- TO BE DONE -
The entries below should be given again exactly, minus their pictures.

- INFORMATION GIVEN -
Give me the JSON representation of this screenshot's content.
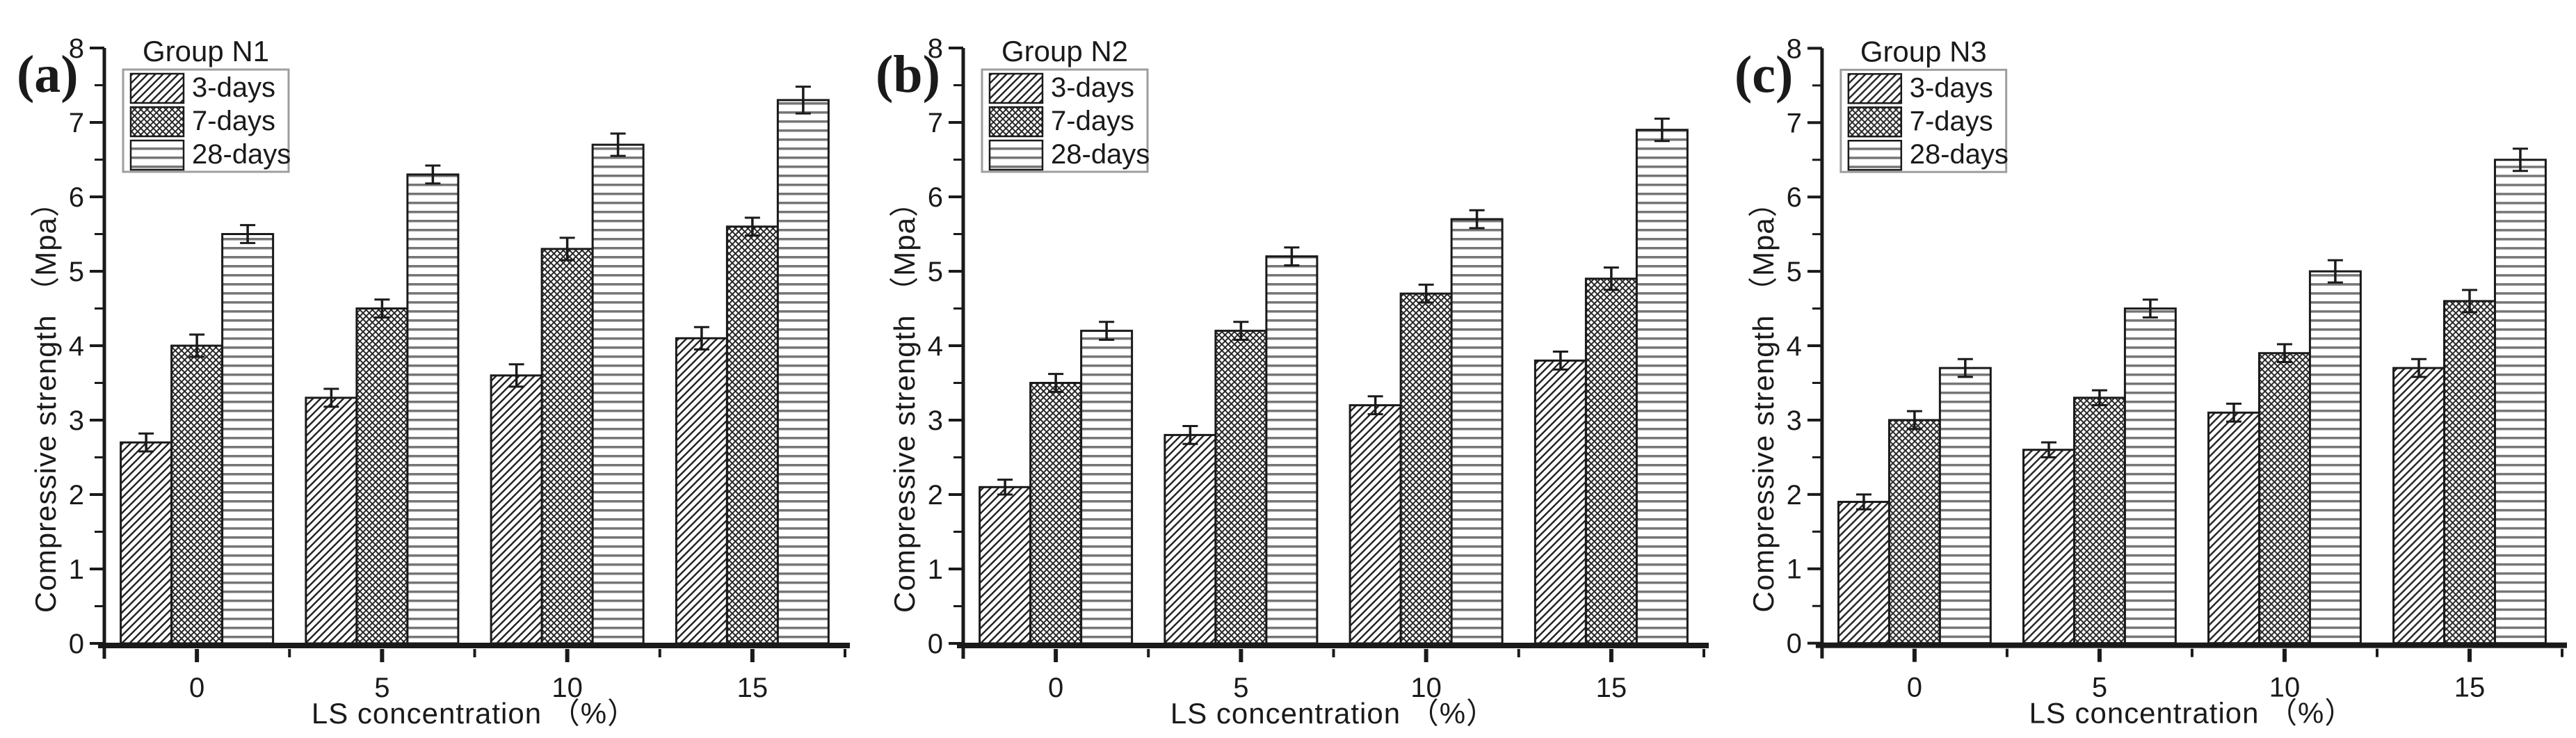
{
  "colors": {
    "ink": "#1a1a1a",
    "hatch_line": "#222222",
    "stripe_gray": "#767676",
    "legend_border": "#9e9e9e",
    "background": "#ffffff"
  },
  "chart_data": [
    {
      "type": "bar",
      "panel_label": "(a)",
      "title": "Group N1",
      "xlabel": "LS concentration （%）",
      "ylabel": "Compressive strength （Mpa）",
      "categories": [
        "0",
        "5",
        "10",
        "15"
      ],
      "series": [
        {
          "name": "3-days",
          "hatch": "diagonal",
          "values": [
            2.7,
            3.3,
            3.6,
            4.1
          ],
          "errors": [
            0.12,
            0.12,
            0.15,
            0.15
          ]
        },
        {
          "name": "7-days",
          "hatch": "crosshatch",
          "values": [
            4.0,
            4.5,
            5.3,
            5.6
          ],
          "errors": [
            0.15,
            0.12,
            0.15,
            0.12
          ]
        },
        {
          "name": "28-days",
          "hatch": "horizontal",
          "values": [
            5.5,
            6.3,
            6.7,
            7.3
          ],
          "errors": [
            0.12,
            0.12,
            0.15,
            0.18
          ]
        }
      ],
      "ylim": [
        0,
        8
      ],
      "yticks": [
        0,
        1,
        2,
        3,
        4,
        5,
        6,
        7,
        8
      ],
      "yminor_step": 0.5,
      "grid": false,
      "legend_position": "top-left"
    },
    {
      "type": "bar",
      "panel_label": "(b)",
      "title": "Group N2",
      "xlabel": "LS concentration （%）",
      "ylabel": "Compressive strength （Mpa）",
      "categories": [
        "0",
        "5",
        "10",
        "15"
      ],
      "series": [
        {
          "name": "3-days",
          "hatch": "diagonal",
          "values": [
            2.1,
            2.8,
            3.2,
            3.8
          ],
          "errors": [
            0.1,
            0.12,
            0.12,
            0.12
          ]
        },
        {
          "name": "7-days",
          "hatch": "crosshatch",
          "values": [
            3.5,
            4.2,
            4.7,
            4.9
          ],
          "errors": [
            0.12,
            0.12,
            0.12,
            0.15
          ]
        },
        {
          "name": "28-days",
          "hatch": "horizontal",
          "values": [
            4.2,
            5.2,
            5.7,
            6.9
          ],
          "errors": [
            0.12,
            0.12,
            0.12,
            0.15
          ]
        }
      ],
      "ylim": [
        0,
        8
      ],
      "yticks": [
        0,
        1,
        2,
        3,
        4,
        5,
        6,
        7,
        8
      ],
      "yminor_step": 0.5,
      "grid": false,
      "legend_position": "top-left"
    },
    {
      "type": "bar",
      "panel_label": "(c)",
      "title": "Group N3",
      "xlabel": "LS concentration （%）",
      "ylabel": "Compressive strength （Mpa）",
      "categories": [
        "0",
        "5",
        "10",
        "15"
      ],
      "series": [
        {
          "name": "3-days",
          "hatch": "diagonal",
          "values": [
            1.9,
            2.6,
            3.1,
            3.7
          ],
          "errors": [
            0.1,
            0.1,
            0.12,
            0.12
          ]
        },
        {
          "name": "7-days",
          "hatch": "crosshatch",
          "values": [
            3.0,
            3.3,
            3.9,
            4.6
          ],
          "errors": [
            0.12,
            0.1,
            0.12,
            0.15
          ]
        },
        {
          "name": "28-days",
          "hatch": "horizontal",
          "values": [
            3.7,
            4.5,
            5.0,
            6.5
          ],
          "errors": [
            0.12,
            0.12,
            0.15,
            0.15
          ]
        }
      ],
      "ylim": [
        0,
        8
      ],
      "yticks": [
        0,
        1,
        2,
        3,
        4,
        5,
        6,
        7,
        8
      ],
      "yminor_step": 0.5,
      "grid": false,
      "legend_position": "top-left"
    }
  ]
}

- RESPONSE TO THIS TASK -
Give me the JSON representation of this screenshot's content.
{
  "colors": {
    "ink": "#1a1a1a",
    "hatch_line": "#222222",
    "stripe_gray": "#767676",
    "legend_border": "#9e9e9e",
    "background": "#ffffff"
  },
  "chart_data": [
    {
      "type": "bar",
      "panel_label": "(a)",
      "title": "Group N1",
      "xlabel": "LS concentration （%）",
      "ylabel": "Compressive strength （Mpa）",
      "categories": [
        "0",
        "5",
        "10",
        "15"
      ],
      "series": [
        {
          "name": "3-days",
          "hatch": "diagonal",
          "values": [
            2.7,
            3.3,
            3.6,
            4.1
          ],
          "errors": [
            0.12,
            0.12,
            0.15,
            0.15
          ]
        },
        {
          "name": "7-days",
          "hatch": "crosshatch",
          "values": [
            4.0,
            4.5,
            5.3,
            5.6
          ],
          "errors": [
            0.15,
            0.12,
            0.15,
            0.12
          ]
        },
        {
          "name": "28-days",
          "hatch": "horizontal",
          "values": [
            5.5,
            6.3,
            6.7,
            7.3
          ],
          "errors": [
            0.12,
            0.12,
            0.15,
            0.18
          ]
        }
      ],
      "ylim": [
        0,
        8
      ],
      "yticks": [
        0,
        1,
        2,
        3,
        4,
        5,
        6,
        7,
        8
      ],
      "yminor_step": 0.5,
      "grid": false,
      "legend_position": "top-left"
    },
    {
      "type": "bar",
      "panel_label": "(b)",
      "title": "Group N2",
      "xlabel": "LS concentration （%）",
      "ylabel": "Compressive strength （Mpa）",
      "categories": [
        "0",
        "5",
        "10",
        "15"
      ],
      "series": [
        {
          "name": "3-days",
          "hatch": "diagonal",
          "values": [
            2.1,
            2.8,
            3.2,
            3.8
          ],
          "errors": [
            0.1,
            0.12,
            0.12,
            0.12
          ]
        },
        {
          "name": "7-days",
          "hatch": "crosshatch",
          "values": [
            3.5,
            4.2,
            4.7,
            4.9
          ],
          "errors": [
            0.12,
            0.12,
            0.12,
            0.15
          ]
        },
        {
          "name": "28-days",
          "hatch": "horizontal",
          "values": [
            4.2,
            5.2,
            5.7,
            6.9
          ],
          "errors": [
            0.12,
            0.12,
            0.12,
            0.15
          ]
        }
      ],
      "ylim": [
        0,
        8
      ],
      "yticks": [
        0,
        1,
        2,
        3,
        4,
        5,
        6,
        7,
        8
      ],
      "yminor_step": 0.5,
      "grid": false,
      "legend_position": "top-left"
    },
    {
      "type": "bar",
      "panel_label": "(c)",
      "title": "Group N3",
      "xlabel": "LS concentration （%）",
      "ylabel": "Compressive strength （Mpa）",
      "categories": [
        "0",
        "5",
        "10",
        "15"
      ],
      "series": [
        {
          "name": "3-days",
          "hatch": "diagonal",
          "values": [
            1.9,
            2.6,
            3.1,
            3.7
          ],
          "errors": [
            0.1,
            0.1,
            0.12,
            0.12
          ]
        },
        {
          "name": "7-days",
          "hatch": "crosshatch",
          "values": [
            3.0,
            3.3,
            3.9,
            4.6
          ],
          "errors": [
            0.12,
            0.1,
            0.12,
            0.15
          ]
        },
        {
          "name": "28-days",
          "hatch": "horizontal",
          "values": [
            3.7,
            4.5,
            5.0,
            6.5
          ],
          "errors": [
            0.12,
            0.12,
            0.15,
            0.15
          ]
        }
      ],
      "ylim": [
        0,
        8
      ],
      "yticks": [
        0,
        1,
        2,
        3,
        4,
        5,
        6,
        7,
        8
      ],
      "yminor_step": 0.5,
      "grid": false,
      "legend_position": "top-left"
    }
  ]
}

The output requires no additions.